┌─ DATASET

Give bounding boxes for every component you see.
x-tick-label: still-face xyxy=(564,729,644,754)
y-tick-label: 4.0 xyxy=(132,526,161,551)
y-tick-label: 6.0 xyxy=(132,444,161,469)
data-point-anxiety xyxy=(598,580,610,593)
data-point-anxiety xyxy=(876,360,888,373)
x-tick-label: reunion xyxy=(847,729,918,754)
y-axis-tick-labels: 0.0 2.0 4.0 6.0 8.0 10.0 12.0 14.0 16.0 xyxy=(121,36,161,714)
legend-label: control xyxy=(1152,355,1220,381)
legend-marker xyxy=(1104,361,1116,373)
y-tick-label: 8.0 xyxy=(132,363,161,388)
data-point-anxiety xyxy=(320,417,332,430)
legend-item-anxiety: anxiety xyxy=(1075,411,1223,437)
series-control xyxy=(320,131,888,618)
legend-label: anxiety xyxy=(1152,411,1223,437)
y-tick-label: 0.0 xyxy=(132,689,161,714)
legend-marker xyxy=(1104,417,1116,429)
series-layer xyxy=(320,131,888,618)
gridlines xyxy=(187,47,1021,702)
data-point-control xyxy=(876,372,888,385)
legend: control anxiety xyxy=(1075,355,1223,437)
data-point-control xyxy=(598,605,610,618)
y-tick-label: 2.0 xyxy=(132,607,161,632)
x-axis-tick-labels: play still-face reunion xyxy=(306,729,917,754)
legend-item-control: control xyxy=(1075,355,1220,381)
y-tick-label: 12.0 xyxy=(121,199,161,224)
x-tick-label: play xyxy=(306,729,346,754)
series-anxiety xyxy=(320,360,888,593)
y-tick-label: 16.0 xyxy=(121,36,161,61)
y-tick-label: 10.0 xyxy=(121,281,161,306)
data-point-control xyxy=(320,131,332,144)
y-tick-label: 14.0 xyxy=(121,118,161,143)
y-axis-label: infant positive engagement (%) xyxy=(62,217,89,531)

└─

WHAT TO DO:
Copy out the listing above word for word, from its first line through the line holding "x-tick-label: reunion xyxy=(847,729,918,754)", with that line included.

EXERCISE RESULT:
Give bounding boxes for every component you see.
x-tick-label: still-face xyxy=(564,729,644,754)
y-tick-label: 4.0 xyxy=(132,526,161,551)
y-tick-label: 6.0 xyxy=(132,444,161,469)
data-point-anxiety xyxy=(598,580,610,593)
data-point-anxiety xyxy=(876,360,888,373)
x-tick-label: reunion xyxy=(847,729,918,754)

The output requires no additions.